**Exercise brief**
Gather all lines with the word "Scene" in them.

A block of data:
● ● ● ●
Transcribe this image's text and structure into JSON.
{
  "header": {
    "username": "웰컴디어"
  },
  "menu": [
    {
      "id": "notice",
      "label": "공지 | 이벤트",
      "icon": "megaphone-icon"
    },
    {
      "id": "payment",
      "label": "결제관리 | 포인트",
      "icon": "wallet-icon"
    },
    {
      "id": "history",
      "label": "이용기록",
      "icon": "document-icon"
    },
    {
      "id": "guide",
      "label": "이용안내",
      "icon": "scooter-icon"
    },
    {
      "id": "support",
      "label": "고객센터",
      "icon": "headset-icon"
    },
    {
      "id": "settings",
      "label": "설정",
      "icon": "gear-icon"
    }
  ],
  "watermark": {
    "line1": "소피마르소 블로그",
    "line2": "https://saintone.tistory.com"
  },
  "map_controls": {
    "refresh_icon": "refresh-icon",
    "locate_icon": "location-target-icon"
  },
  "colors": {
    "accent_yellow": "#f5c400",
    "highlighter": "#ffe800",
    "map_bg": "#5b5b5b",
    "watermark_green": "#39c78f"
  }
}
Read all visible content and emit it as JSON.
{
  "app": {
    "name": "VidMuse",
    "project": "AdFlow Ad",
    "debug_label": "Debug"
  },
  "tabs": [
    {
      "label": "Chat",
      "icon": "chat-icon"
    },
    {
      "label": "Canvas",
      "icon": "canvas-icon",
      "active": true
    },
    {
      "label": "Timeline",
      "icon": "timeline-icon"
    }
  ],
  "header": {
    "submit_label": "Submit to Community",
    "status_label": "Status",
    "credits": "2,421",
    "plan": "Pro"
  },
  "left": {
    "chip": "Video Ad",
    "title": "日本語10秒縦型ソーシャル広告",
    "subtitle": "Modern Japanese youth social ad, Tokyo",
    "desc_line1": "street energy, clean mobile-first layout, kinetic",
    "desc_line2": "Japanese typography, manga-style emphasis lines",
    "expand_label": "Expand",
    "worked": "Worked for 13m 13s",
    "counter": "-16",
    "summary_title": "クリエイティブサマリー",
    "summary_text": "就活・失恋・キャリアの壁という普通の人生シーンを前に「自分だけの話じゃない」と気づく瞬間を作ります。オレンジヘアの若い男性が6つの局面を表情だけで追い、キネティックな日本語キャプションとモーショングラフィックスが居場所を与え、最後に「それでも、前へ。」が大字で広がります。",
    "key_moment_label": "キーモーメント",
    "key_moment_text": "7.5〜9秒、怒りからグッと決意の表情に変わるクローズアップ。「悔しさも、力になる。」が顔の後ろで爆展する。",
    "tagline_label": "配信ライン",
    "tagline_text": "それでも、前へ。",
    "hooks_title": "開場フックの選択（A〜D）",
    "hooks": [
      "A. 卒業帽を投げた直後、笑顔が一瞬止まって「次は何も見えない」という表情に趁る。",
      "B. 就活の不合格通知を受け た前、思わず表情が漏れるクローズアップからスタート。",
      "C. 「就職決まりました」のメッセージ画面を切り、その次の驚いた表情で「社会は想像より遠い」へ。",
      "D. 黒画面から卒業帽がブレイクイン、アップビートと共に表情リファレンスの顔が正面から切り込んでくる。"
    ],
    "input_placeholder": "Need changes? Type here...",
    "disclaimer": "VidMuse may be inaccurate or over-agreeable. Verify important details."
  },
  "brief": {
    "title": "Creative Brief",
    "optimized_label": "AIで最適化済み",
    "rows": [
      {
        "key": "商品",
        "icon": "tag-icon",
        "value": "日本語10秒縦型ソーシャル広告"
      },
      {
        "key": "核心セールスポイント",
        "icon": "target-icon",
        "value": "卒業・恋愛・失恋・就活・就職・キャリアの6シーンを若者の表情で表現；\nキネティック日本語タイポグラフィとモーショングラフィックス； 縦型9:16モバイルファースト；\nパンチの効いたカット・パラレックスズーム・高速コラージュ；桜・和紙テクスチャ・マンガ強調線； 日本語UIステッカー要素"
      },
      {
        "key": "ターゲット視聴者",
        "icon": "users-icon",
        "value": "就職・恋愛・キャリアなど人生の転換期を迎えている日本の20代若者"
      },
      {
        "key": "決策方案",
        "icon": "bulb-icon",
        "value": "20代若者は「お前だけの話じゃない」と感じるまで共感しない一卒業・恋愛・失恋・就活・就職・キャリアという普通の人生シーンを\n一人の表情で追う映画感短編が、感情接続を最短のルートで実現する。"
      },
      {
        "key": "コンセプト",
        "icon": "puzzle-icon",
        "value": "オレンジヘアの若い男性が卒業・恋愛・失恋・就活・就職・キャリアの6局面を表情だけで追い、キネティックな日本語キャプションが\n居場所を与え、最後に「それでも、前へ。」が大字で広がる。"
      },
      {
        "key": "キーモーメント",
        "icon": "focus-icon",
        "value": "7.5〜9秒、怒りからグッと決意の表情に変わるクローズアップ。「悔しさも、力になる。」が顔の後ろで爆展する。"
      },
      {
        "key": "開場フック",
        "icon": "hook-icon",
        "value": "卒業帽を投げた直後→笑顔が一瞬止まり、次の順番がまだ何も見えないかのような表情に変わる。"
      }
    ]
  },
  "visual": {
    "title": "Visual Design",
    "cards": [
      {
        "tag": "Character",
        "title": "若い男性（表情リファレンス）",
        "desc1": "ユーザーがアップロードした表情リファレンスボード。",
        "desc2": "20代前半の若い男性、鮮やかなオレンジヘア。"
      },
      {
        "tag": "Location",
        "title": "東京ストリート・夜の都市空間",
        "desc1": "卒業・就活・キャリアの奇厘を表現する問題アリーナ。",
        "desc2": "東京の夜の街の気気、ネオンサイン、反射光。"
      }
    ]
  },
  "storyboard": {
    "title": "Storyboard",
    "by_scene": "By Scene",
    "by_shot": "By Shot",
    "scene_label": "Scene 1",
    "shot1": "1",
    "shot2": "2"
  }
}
● ● ● ●
**Exercise result**
    "by_scene": "By Scene",
    "scene_label": "Scene 1",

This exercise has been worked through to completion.